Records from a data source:
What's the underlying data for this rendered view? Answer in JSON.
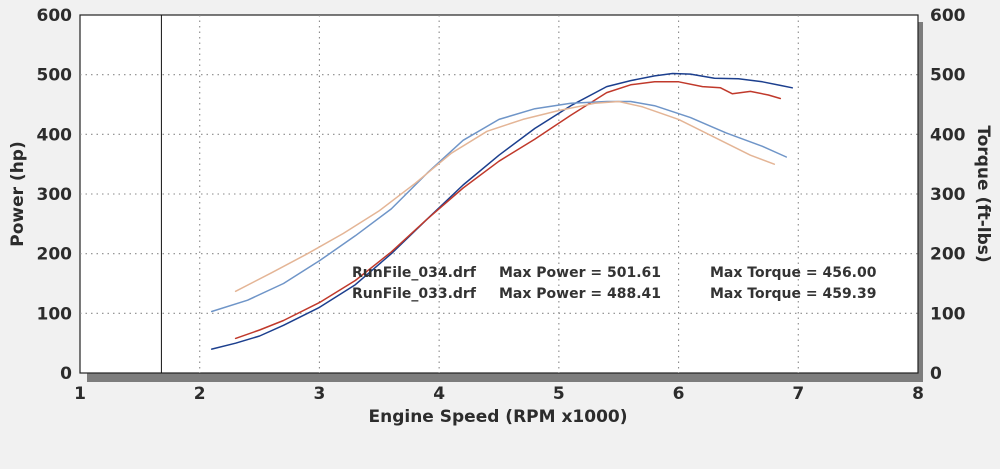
{
  "chart_data": {
    "type": "line",
    "xlabel": "Engine Speed (RPM x1000)",
    "ylabel_left": "Power (hp)",
    "ylabel_right": "Torque (ft-lbs)",
    "xlim": [
      1,
      8
    ],
    "ylim": [
      0,
      600
    ],
    "x_ticks": [
      "1",
      "2",
      "3",
      "4",
      "5",
      "6",
      "7",
      "8"
    ],
    "y_ticks_left": [
      "0",
      "100",
      "200",
      "300",
      "400",
      "500",
      "600"
    ],
    "y_ticks_right": [
      "0",
      "100",
      "200",
      "300",
      "400",
      "500",
      "600"
    ],
    "grid": true,
    "marker_line_x": 1.68,
    "annotations": [
      {
        "file": "RunFile_034.drf",
        "power": "Max Power = 501.61",
        "torque": "Max Torque = 456.00"
      },
      {
        "file": "RunFile_033.drf",
        "power": "Max Power = 488.41",
        "torque": "Max Torque = 459.39"
      }
    ],
    "series": [
      {
        "axis": "left",
        "color": "#1c3f8e",
        "x": [
          2.1,
          2.3,
          2.5,
          2.7,
          3.0,
          3.3,
          3.6,
          3.9,
          4.2,
          4.5,
          4.8,
          5.1,
          5.4,
          5.6,
          5.8,
          5.95,
          6.1,
          6.3,
          6.5,
          6.7,
          6.85,
          6.95
        ],
        "y": [
          40,
          50,
          62,
          80,
          110,
          148,
          200,
          258,
          315,
          365,
          410,
          448,
          480,
          490,
          498,
          502,
          501,
          494,
          493,
          488,
          482,
          478
        ]
      },
      {
        "axis": "left",
        "color": "#c0392b",
        "x": [
          2.3,
          2.5,
          2.7,
          3.0,
          3.3,
          3.6,
          3.9,
          4.2,
          4.5,
          4.8,
          5.1,
          5.4,
          5.6,
          5.8,
          6.0,
          6.2,
          6.35,
          6.45,
          6.6,
          6.75,
          6.85
        ],
        "y": [
          58,
          72,
          88,
          118,
          155,
          203,
          258,
          310,
          355,
          392,
          432,
          470,
          483,
          488,
          488,
          480,
          478,
          468,
          472,
          466,
          460
        ]
      },
      {
        "axis": "right",
        "color": "#6f95c8",
        "x": [
          2.1,
          2.4,
          2.7,
          3.0,
          3.3,
          3.6,
          3.9,
          4.2,
          4.5,
          4.8,
          5.1,
          5.4,
          5.6,
          5.8,
          6.1,
          6.4,
          6.7,
          6.9
        ],
        "y": [
          103,
          122,
          150,
          188,
          230,
          275,
          335,
          390,
          425,
          443,
          452,
          455,
          455,
          448,
          428,
          402,
          380,
          362
        ]
      },
      {
        "axis": "right",
        "color": "#e4b596",
        "x": [
          2.3,
          2.6,
          2.9,
          3.2,
          3.5,
          3.8,
          4.1,
          4.4,
          4.7,
          5.0,
          5.3,
          5.5,
          5.7,
          6.0,
          6.3,
          6.6,
          6.8
        ],
        "y": [
          137,
          168,
          200,
          234,
          272,
          318,
          368,
          405,
          425,
          440,
          452,
          455,
          446,
          425,
          395,
          365,
          350
        ]
      }
    ]
  }
}
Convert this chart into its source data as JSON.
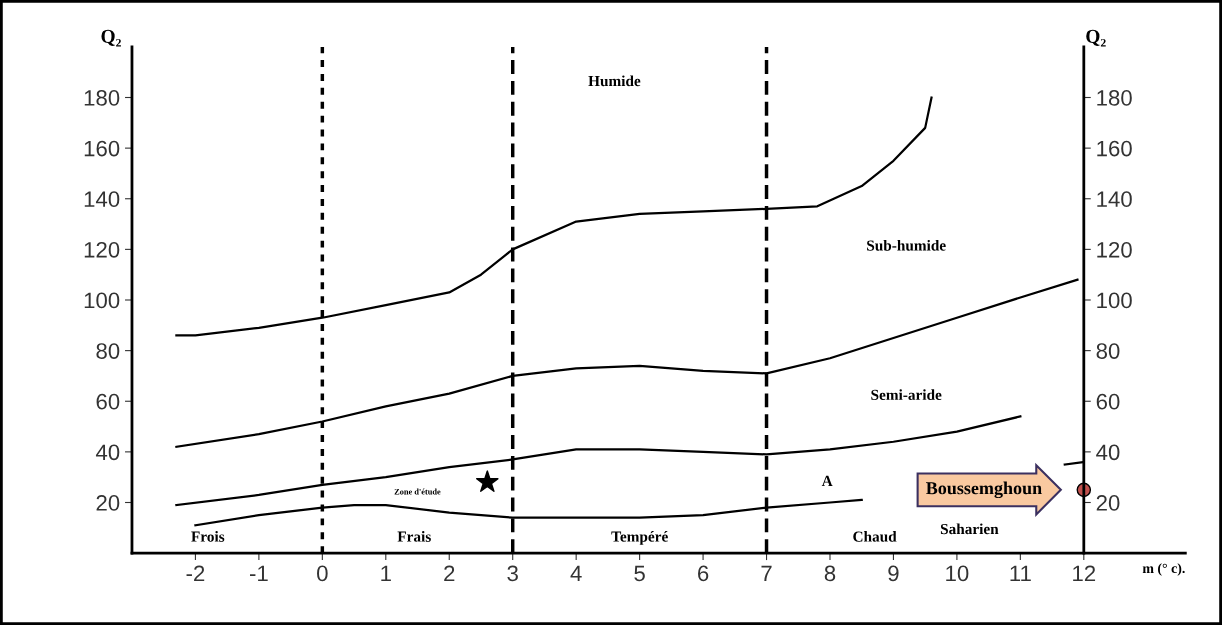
{
  "chart_data": {
    "type": "line",
    "ylabel": "Q₂",
    "y2label": "Q₂",
    "xlabel": "m (° c).",
    "xlim": [
      -3,
      13.6
    ],
    "ylim": [
      0,
      200
    ],
    "y2lim": [
      0,
      200
    ],
    "xticks": [
      -2,
      -1,
      0,
      1,
      2,
      3,
      4,
      5,
      6,
      7,
      8,
      9,
      10,
      11,
      12
    ],
    "yticks": [
      20,
      40,
      60,
      80,
      100,
      120,
      140,
      160,
      180
    ],
    "y2ticks": [
      20,
      40,
      60,
      80,
      100,
      120,
      140,
      160,
      180
    ],
    "grid": false,
    "legend": false,
    "series": [
      {
        "color": "#000000",
        "x": [
          -2.3,
          -2,
          -1,
          0,
          1,
          2,
          2.5,
          3,
          4,
          5,
          6,
          7,
          7.8,
          8.5,
          9,
          9.5,
          9.6
        ],
        "values": [
          86,
          86,
          89,
          93,
          98,
          103,
          110,
          120,
          131,
          134,
          135,
          136,
          137,
          145,
          155,
          168,
          180
        ]
      },
      {
        "color": "#000000",
        "x": [
          -2.3,
          -1,
          0,
          1,
          2,
          3,
          4,
          5,
          6,
          7,
          8,
          9,
          10,
          11,
          11.9
        ],
        "values": [
          42,
          47,
          52,
          58,
          63,
          70,
          73,
          74,
          72,
          71,
          77,
          85,
          93,
          101,
          108
        ]
      },
      {
        "color": "#000000",
        "x": [
          -2.3,
          -1,
          0,
          1,
          2,
          3,
          4,
          5,
          6,
          7,
          8,
          9,
          10,
          11
        ],
        "values": [
          19,
          23,
          27,
          30,
          34,
          37,
          41,
          41,
          40,
          39,
          41,
          44,
          48,
          54
        ]
      },
      {
        "color": "#000000",
        "x": [
          -2,
          -1,
          0,
          0.5,
          1,
          2,
          3,
          4,
          5,
          6,
          7,
          8,
          8.5,
          9,
          10,
          11.7,
          12
        ],
        "values": [
          11,
          15,
          18,
          19,
          19,
          16,
          14,
          14,
          14,
          15,
          18,
          20,
          21,
          null,
          null,
          35,
          36
        ]
      },
      {
        "type": "scatter",
        "marker": "star",
        "color": "#000000",
        "x": [
          2.6
        ],
        "values": [
          28
        ]
      },
      {
        "type": "scatter",
        "marker": "circle",
        "color": "#c0504d",
        "x": [
          12
        ],
        "values": [
          25
        ]
      }
    ],
    "ref_lines": [
      {
        "axis": "x",
        "value": 0,
        "line_style": "dotted",
        "color": "#000000"
      },
      {
        "axis": "x",
        "value": 3,
        "line_style": "dashed",
        "color": "#000000"
      },
      {
        "axis": "x",
        "value": 7,
        "line_style": "dashed",
        "color": "#000000"
      }
    ],
    "annotations": [
      "Humide",
      "Sub-humide",
      "Semi-aride",
      "A",
      "Saharien",
      "Frois",
      "Frais",
      "Tempéré",
      "Chaud",
      "Zone d'étude",
      {
        "text": "Boussemghoun",
        "x": 12,
        "y": 25
      }
    ]
  }
}
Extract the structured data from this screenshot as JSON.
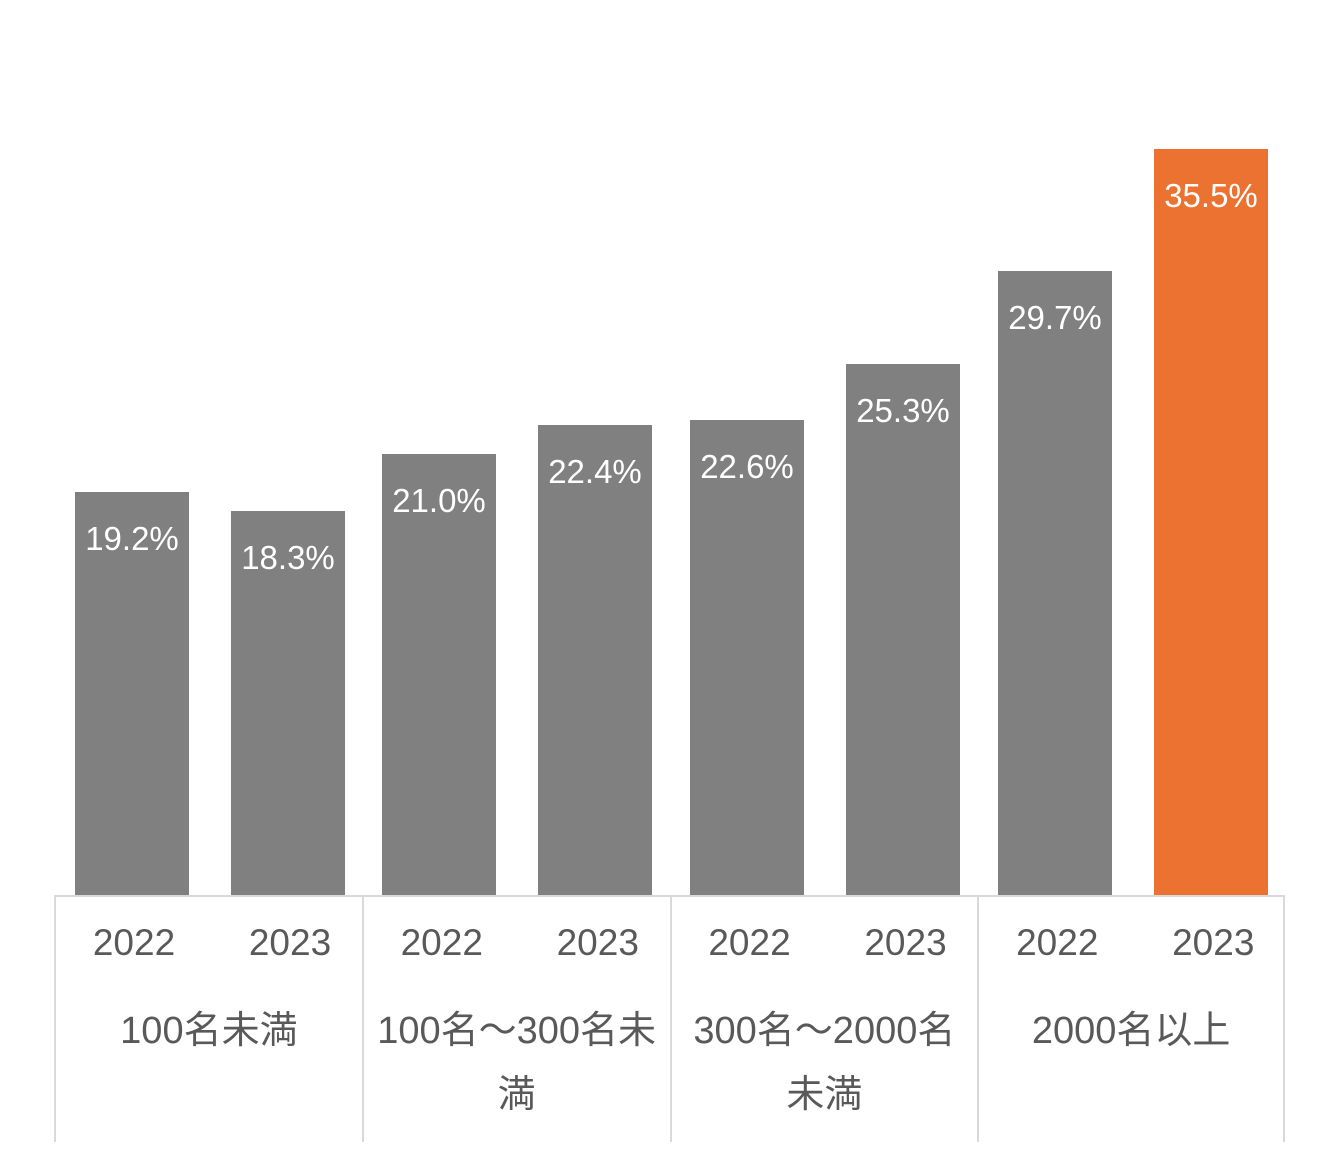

▶ _TO DO_
Write out each line again precisely as it appears, skipping every picture.

▶ _FINISHED ANSWER_
What's the underlying data for this rendered view? Answer in JSON.
{
  "chart_data": {
    "type": "line",
    "xlabel": "Engine Speed (RPM x1000)",
    "ylabel_left": "Power (hp)",
    "ylabel_right": "Torque (ft-lbs)",
    "xlim": [
      1,
      8
    ],
    "ylim": [
      0,
      600
    ],
    "x_ticks": [
      "1",
      "2",
      "3",
      "4",
      "5",
      "6",
      "7",
      "8"
    ],
    "y_ticks_left": [
      "0",
      "100",
      "200",
      "300",
      "400",
      "500",
      "600"
    ],
    "y_ticks_right": [
      "0",
      "100",
      "200",
      "300",
      "400",
      "500",
      "600"
    ],
    "grid": true,
    "marker_line_x": 1.68,
    "annotations": [
      {
        "file": "RunFile_034.drf",
        "power": "Max Power = 501.61",
        "torque": "Max Torque = 456.00"
      },
      {
        "file": "RunFile_033.drf",
        "power": "Max Power = 488.41",
        "torque": "Max Torque = 459.39"
      }
    ],
    "series": [
      {
        "axis": "left",
        "color": "#1c3f8e",
        "x": [
          2.1,
          2.3,
          2.5,
          2.7,
          3.0,
          3.3,
          3.6,
          3.9,
          4.2,
          4.5,
          4.8,
          5.1,
          5.4,
          5.6,
          5.8,
          5.95,
          6.1,
          6.3,
          6.5,
          6.7,
          6.85,
          6.95
        ],
        "y": [
          40,
          50,
          62,
          80,
          110,
          148,
          200,
          258,
          315,
          365,
          410,
          448,
          480,
          490,
          498,
          502,
          501,
          494,
          493,
          488,
          482,
          478
        ]
      },
      {
        "axis": "left",
        "color": "#c0392b",
        "x": [
          2.3,
          2.5,
          2.7,
          3.0,
          3.3,
          3.6,
          3.9,
          4.2,
          4.5,
          4.8,
          5.1,
          5.4,
          5.6,
          5.8,
          6.0,
          6.2,
          6.35,
          6.45,
          6.6,
          6.75,
          6.85
        ],
        "y": [
          58,
          72,
          88,
          118,
          155,
          203,
          258,
          310,
          355,
          392,
          432,
          470,
          483,
          488,
          488,
          480,
          478,
          468,
          472,
          466,
          460
        ]
      },
      {
        "axis": "right",
        "color": "#6f95c8",
        "x": [
          2.1,
          2.4,
          2.7,
          3.0,
          3.3,
          3.6,
          3.9,
          4.2,
          4.5,
          4.8,
          5.1,
          5.4,
          5.6,
          5.8,
          6.1,
          6.4,
          6.7,
          6.9
        ],
        "y": [
          103,
          122,
          150,
          188,
          230,
          275,
          335,
          390,
          425,
          443,
          452,
          455,
          455,
          448,
          428,
          402,
          380,
          362
        ]
      },
      {
        "axis": "right",
        "color": "#e4b596",
        "x": [
          2.3,
          2.6,
          2.9,
          3.2,
          3.5,
          3.8,
          4.1,
          4.4,
          4.7,
          5.0,
          5.3,
          5.5,
          5.7,
          6.0,
          6.3,
          6.6,
          6.8
        ],
        "y": [
          137,
          168,
          200,
          234,
          272,
          318,
          368,
          405,
          425,
          440,
          452,
          455,
          446,
          425,
          395,
          365,
          350
        ]
      }
    ]
  }
}
Convert this chart into its source data as JSON.
{
  "chart_data": {
    "type": "line",
    "ylabel": "Q₂",
    "y2label": "Q₂",
    "xlabel": "m (° c).",
    "xlim": [
      -3,
      13.6
    ],
    "ylim": [
      0,
      200
    ],
    "y2lim": [
      0,
      200
    ],
    "xticks": [
      -2,
      -1,
      0,
      1,
      2,
      3,
      4,
      5,
      6,
      7,
      8,
      9,
      10,
      11,
      12
    ],
    "yticks": [
      20,
      40,
      60,
      80,
      100,
      120,
      140,
      160,
      180
    ],
    "y2ticks": [
      20,
      40,
      60,
      80,
      100,
      120,
      140,
      160,
      180
    ],
    "grid": false,
    "legend": false,
    "series": [
      {
        "color": "#000000",
        "x": [
          -2.3,
          -2,
          -1,
          0,
          1,
          2,
          2.5,
          3,
          4,
          5,
          6,
          7,
          7.8,
          8.5,
          9,
          9.5,
          9.6
        ],
        "values": [
          86,
          86,
          89,
          93,
          98,
          103,
          110,
          120,
          131,
          134,
          135,
          136,
          137,
          145,
          155,
          168,
          180
        ]
      },
      {
        "color": "#000000",
        "x": [
          -2.3,
          -1,
          0,
          1,
          2,
          3,
          4,
          5,
          6,
          7,
          8,
          9,
          10,
          11,
          11.9
        ],
        "values": [
          42,
          47,
          52,
          58,
          63,
          70,
          73,
          74,
          72,
          71,
          77,
          85,
          93,
          101,
          108
        ]
      },
      {
        "color": "#000000",
        "x": [
          -2.3,
          -1,
          0,
          1,
          2,
          3,
          4,
          5,
          6,
          7,
          8,
          9,
          10,
          11
        ],
        "values": [
          19,
          23,
          27,
          30,
          34,
          37,
          41,
          41,
          40,
          39,
          41,
          44,
          48,
          54
        ]
      },
      {
        "color": "#000000",
        "x": [
          -2,
          -1,
          0,
          0.5,
          1,
          2,
          3,
          4,
          5,
          6,
          7,
          8,
          8.5,
          9,
          10,
          11.7,
          12
        ],
        "values": [
          11,
          15,
          18,
          19,
          19,
          16,
          14,
          14,
          14,
          15,
          18,
          20,
          21,
          null,
          null,
          35,
          36
        ]
      },
      {
        "type": "scatter",
        "marker": "star",
        "color": "#000000",
        "x": [
          2.6
        ],
        "values": [
          28
        ]
      },
      {
        "type": "scatter",
        "marker": "circle",
        "color": "#c0504d",
        "x": [
          12
        ],
        "values": [
          25
        ]
      }
    ],
    "ref_lines": [
      {
        "axis": "x",
        "value": 0,
        "line_style": "dotted",
        "color": "#000000"
      },
      {
        "axis": "x",
        "value": 3,
        "line_style": "dashed",
        "color": "#000000"
      },
      {
        "axis": "x",
        "value": 7,
        "line_style": "dashed",
        "color": "#000000"
      }
    ],
    "annotations": [
      "Humide",
      "Sub-humide",
      "Semi-aride",
      "A",
      "Saharien",
      "Frois",
      "Frais",
      "Tempéré",
      "Chaud",
      "Zone d'étude",
      {
        "text": "Boussemghoun",
        "x": 12,
        "y": 25
      }
    ]
  }
}
Extract the structured data from this screenshot as JSON.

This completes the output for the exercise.